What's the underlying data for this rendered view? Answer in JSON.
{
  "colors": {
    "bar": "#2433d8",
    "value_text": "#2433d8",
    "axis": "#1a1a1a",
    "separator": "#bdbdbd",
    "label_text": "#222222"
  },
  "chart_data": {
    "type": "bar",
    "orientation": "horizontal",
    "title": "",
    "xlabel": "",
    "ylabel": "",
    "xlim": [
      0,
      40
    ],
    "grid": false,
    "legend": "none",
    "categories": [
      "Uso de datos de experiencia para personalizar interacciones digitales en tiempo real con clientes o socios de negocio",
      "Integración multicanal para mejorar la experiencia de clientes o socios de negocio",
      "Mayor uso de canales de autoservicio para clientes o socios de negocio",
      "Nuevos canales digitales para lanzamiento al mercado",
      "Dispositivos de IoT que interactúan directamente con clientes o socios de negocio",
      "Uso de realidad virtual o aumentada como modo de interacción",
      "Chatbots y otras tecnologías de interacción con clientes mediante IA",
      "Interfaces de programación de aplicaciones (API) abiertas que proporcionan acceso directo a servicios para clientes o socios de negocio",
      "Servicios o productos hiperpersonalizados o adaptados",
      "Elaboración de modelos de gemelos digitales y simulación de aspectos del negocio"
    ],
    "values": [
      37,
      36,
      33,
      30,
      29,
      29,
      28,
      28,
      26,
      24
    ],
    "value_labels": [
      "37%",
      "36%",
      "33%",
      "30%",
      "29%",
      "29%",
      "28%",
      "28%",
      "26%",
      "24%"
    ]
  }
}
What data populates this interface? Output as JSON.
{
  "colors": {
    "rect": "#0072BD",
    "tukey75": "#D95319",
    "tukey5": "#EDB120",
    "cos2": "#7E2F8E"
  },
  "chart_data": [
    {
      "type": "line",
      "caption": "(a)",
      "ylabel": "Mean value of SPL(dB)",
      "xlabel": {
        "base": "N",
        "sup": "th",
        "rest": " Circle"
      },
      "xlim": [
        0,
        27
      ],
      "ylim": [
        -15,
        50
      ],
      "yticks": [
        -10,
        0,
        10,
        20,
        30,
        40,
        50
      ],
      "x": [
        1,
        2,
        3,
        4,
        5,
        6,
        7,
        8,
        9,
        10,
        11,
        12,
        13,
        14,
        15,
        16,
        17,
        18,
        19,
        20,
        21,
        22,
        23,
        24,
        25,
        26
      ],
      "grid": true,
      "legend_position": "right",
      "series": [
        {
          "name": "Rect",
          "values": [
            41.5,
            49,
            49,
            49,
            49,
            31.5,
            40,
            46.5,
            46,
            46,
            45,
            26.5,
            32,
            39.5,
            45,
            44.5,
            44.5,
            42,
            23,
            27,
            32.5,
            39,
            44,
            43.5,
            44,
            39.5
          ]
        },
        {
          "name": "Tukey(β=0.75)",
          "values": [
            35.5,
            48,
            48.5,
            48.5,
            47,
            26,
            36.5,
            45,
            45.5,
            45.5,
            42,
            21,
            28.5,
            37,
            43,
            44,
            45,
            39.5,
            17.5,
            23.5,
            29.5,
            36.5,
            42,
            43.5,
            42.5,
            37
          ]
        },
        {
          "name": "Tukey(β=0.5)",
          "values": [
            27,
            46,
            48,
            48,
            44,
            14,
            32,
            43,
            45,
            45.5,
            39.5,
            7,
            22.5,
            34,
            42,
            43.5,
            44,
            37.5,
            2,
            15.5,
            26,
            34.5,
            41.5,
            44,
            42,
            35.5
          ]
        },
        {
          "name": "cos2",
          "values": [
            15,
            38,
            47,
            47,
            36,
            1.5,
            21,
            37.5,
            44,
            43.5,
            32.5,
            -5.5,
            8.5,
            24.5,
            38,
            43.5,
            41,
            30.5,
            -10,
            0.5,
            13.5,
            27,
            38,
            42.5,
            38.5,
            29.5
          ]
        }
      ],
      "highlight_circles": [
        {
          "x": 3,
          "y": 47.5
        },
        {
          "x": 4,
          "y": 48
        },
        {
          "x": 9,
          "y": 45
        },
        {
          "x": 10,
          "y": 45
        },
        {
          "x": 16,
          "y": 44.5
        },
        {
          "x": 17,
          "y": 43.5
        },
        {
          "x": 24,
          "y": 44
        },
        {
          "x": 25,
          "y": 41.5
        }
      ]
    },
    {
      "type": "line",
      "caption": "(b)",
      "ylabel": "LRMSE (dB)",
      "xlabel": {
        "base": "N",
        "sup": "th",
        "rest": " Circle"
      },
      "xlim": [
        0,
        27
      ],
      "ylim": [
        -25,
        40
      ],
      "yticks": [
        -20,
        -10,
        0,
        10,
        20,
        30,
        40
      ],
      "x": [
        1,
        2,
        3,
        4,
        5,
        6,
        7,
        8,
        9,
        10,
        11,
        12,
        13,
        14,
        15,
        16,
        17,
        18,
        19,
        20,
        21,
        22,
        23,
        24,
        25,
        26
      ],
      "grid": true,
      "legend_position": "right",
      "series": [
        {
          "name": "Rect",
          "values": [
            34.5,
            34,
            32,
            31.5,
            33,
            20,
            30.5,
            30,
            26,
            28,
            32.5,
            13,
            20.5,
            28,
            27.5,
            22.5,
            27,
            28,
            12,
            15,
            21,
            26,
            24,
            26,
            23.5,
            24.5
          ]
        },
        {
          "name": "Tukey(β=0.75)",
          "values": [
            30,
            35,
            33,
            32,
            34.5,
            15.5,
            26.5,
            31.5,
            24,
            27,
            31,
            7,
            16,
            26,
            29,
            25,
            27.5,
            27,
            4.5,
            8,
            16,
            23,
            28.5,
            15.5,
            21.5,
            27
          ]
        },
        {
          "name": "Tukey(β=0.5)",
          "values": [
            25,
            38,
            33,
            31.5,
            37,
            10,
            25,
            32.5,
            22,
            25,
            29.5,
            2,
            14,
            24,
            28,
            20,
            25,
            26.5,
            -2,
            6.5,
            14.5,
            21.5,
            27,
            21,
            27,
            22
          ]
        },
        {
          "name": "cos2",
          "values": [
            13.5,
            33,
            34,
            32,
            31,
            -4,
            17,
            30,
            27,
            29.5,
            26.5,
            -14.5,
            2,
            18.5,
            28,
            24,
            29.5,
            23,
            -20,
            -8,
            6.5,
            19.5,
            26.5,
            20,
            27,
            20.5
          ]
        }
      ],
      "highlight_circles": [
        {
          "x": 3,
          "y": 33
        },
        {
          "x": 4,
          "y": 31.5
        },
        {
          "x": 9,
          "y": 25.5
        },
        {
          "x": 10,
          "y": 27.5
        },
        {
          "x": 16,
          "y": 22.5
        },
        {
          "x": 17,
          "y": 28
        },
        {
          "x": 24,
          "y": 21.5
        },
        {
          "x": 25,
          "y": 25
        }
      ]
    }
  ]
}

### [YOUR GOAL]
Write out the data again, exactly and in full.

### [RESULT OF THIS EXERCISE]
What's the underlying data for this rendered view? Answer in JSON.
{
  "colors": {
    "bar": "#2433d8",
    "value_text": "#2433d8",
    "axis": "#1a1a1a",
    "separator": "#bdbdbd",
    "label_text": "#222222"
  },
  "chart_data": {
    "type": "bar",
    "orientation": "horizontal",
    "title": "",
    "xlabel": "",
    "ylabel": "",
    "xlim": [
      0,
      40
    ],
    "grid": false,
    "legend": "none",
    "categories": [
      "Uso de datos de experiencia para personalizar interacciones digitales en tiempo real con clientes o socios de negocio",
      "Integración multicanal para mejorar la experiencia de clientes o socios de negocio",
      "Mayor uso de canales de autoservicio para clientes o socios de negocio",
      "Nuevos canales digitales para lanzamiento al mercado",
      "Dispositivos de IoT que interactúan directamente con clientes o socios de negocio",
      "Uso de realidad virtual o aumentada como modo de interacción",
      "Chatbots y otras tecnologías de interacción con clientes mediante IA",
      "Interfaces de programación de aplicaciones (API) abiertas que proporcionan acceso directo a servicios para clientes o socios de negocio",
      "Servicios o productos hiperpersonalizados o adaptados",
      "Elaboración de modelos de gemelos digitales y simulación de aspectos del negocio"
    ],
    "values": [
      37,
      36,
      33,
      30,
      29,
      29,
      28,
      28,
      26,
      24
    ],
    "value_labels": [
      "37%",
      "36%",
      "33%",
      "30%",
      "29%",
      "29%",
      "28%",
      "28%",
      "26%",
      "24%"
    ]
  }
}
What data populates this interface? Output as JSON.
{
  "colors": {
    "rect": "#0072BD",
    "tukey75": "#D95319",
    "tukey5": "#EDB120",
    "cos2": "#7E2F8E"
  },
  "chart_data": [
    {
      "type": "line",
      "caption": "(a)",
      "ylabel": "Mean value of SPL(dB)",
      "xlabel": {
        "base": "N",
        "sup": "th",
        "rest": " Circle"
      },
      "xlim": [
        0,
        27
      ],
      "ylim": [
        -15,
        50
      ],
      "yticks": [
        -10,
        0,
        10,
        20,
        30,
        40,
        50
      ],
      "x": [
        1,
        2,
        3,
        4,
        5,
        6,
        7,
        8,
        9,
        10,
        11,
        12,
        13,
        14,
        15,
        16,
        17,
        18,
        19,
        20,
        21,
        22,
        23,
        24,
        25,
        26
      ],
      "grid": true,
      "legend_position": "right",
      "series": [
        {
          "name": "Rect",
          "values": [
            41.5,
            49,
            49,
            49,
            49,
            31.5,
            40,
            46.5,
            46,
            46,
            45,
            26.5,
            32,
            39.5,
            45,
            44.5,
            44.5,
            42,
            23,
            27,
            32.5,
            39,
            44,
            43.5,
            44,
            39.5
          ]
        },
        {
          "name": "Tukey(β=0.75)",
          "values": [
            35.5,
            48,
            48.5,
            48.5,
            47,
            26,
            36.5,
            45,
            45.5,
            45.5,
            42,
            21,
            28.5,
            37,
            43,
            44,
            45,
            39.5,
            17.5,
            23.5,
            29.5,
            36.5,
            42,
            43.5,
            42.5,
            37
          ]
        },
        {
          "name": "Tukey(β=0.5)",
          "values": [
            27,
            46,
            48,
            48,
            44,
            14,
            32,
            43,
            45,
            45.5,
            39.5,
            7,
            22.5,
            34,
            42,
            43.5,
            44,
            37.5,
            2,
            15.5,
            26,
            34.5,
            41.5,
            44,
            42,
            35.5
          ]
        },
        {
          "name": "cos2",
          "values": [
            15,
            38,
            47,
            47,
            36,
            1.5,
            21,
            37.5,
            44,
            43.5,
            32.5,
            -5.5,
            8.5,
            24.5,
            38,
            43.5,
            41,
            30.5,
            -10,
            0.5,
            13.5,
            27,
            38,
            42.5,
            38.5,
            29.5
          ]
        }
      ],
      "highlight_circles": [
        {
          "x": 3,
          "y": 47.5
        },
        {
          "x": 4,
          "y": 48
        },
        {
          "x": 9,
          "y": 45
        },
        {
          "x": 10,
          "y": 45
        },
        {
          "x": 16,
          "y": 44.5
        },
        {
          "x": 17,
          "y": 43.5
        },
        {
          "x": 24,
          "y": 44
        },
        {
          "x": 25,
          "y": 41.5
        }
      ]
    },
    {
      "type": "line",
      "caption": "(b)",
      "ylabel": "LRMSE (dB)",
      "xlabel": {
        "base": "N",
        "sup": "th",
        "rest": " Circle"
      },
      "xlim": [
        0,
        27
      ],
      "ylim": [
        -25,
        40
      ],
      "yticks": [
        -20,
        -10,
        0,
        10,
        20,
        30,
        40
      ],
      "x": [
        1,
        2,
        3,
        4,
        5,
        6,
        7,
        8,
        9,
        10,
        11,
        12,
        13,
        14,
        15,
        16,
        17,
        18,
        19,
        20,
        21,
        22,
        23,
        24,
        25,
        26
      ],
      "grid": true,
      "legend_position": "right",
      "series": [
        {
          "name": "Rect",
          "values": [
            34.5,
            34,
            32,
            31.5,
            33,
            20,
            30.5,
            30,
            26,
            28,
            32.5,
            13,
            20.5,
            28,
            27.5,
            22.5,
            27,
            28,
            12,
            15,
            21,
            26,
            24,
            26,
            23.5,
            24.5
          ]
        },
        {
          "name": "Tukey(β=0.75)",
          "values": [
            30,
            35,
            33,
            32,
            34.5,
            15.5,
            26.5,
            31.5,
            24,
            27,
            31,
            7,
            16,
            26,
            29,
            25,
            27.5,
            27,
            4.5,
            8,
            16,
            23,
            28.5,
            15.5,
            21.5,
            27
          ]
        },
        {
          "name": "Tukey(β=0.5)",
          "values": [
            25,
            38,
            33,
            31.5,
            37,
            10,
            25,
            32.5,
            22,
            25,
            29.5,
            2,
            14,
            24,
            28,
            20,
            25,
            26.5,
            -2,
            6.5,
            14.5,
            21.5,
            27,
            21,
            27,
            22
          ]
        },
        {
          "name": "cos2",
          "values": [
            13.5,
            33,
            34,
            32,
            31,
            -4,
            17,
            30,
            27,
            29.5,
            26.5,
            -14.5,
            2,
            18.5,
            28,
            24,
            29.5,
            23,
            -20,
            -8,
            6.5,
            19.5,
            26.5,
            20,
            27,
            20.5
          ]
        }
      ],
      "highlight_circles": [
        {
          "x": 3,
          "y": 33
        },
        {
          "x": 4,
          "y": 31.5
        },
        {
          "x": 9,
          "y": 25.5
        },
        {
          "x": 10,
          "y": 27.5
        },
        {
          "x": 16,
          "y": 22.5
        },
        {
          "x": 17,
          "y": 28
        },
        {
          "x": 24,
          "y": 21.5
        },
        {
          "x": 25,
          "y": 25
        }
      ]
    }
  ]
}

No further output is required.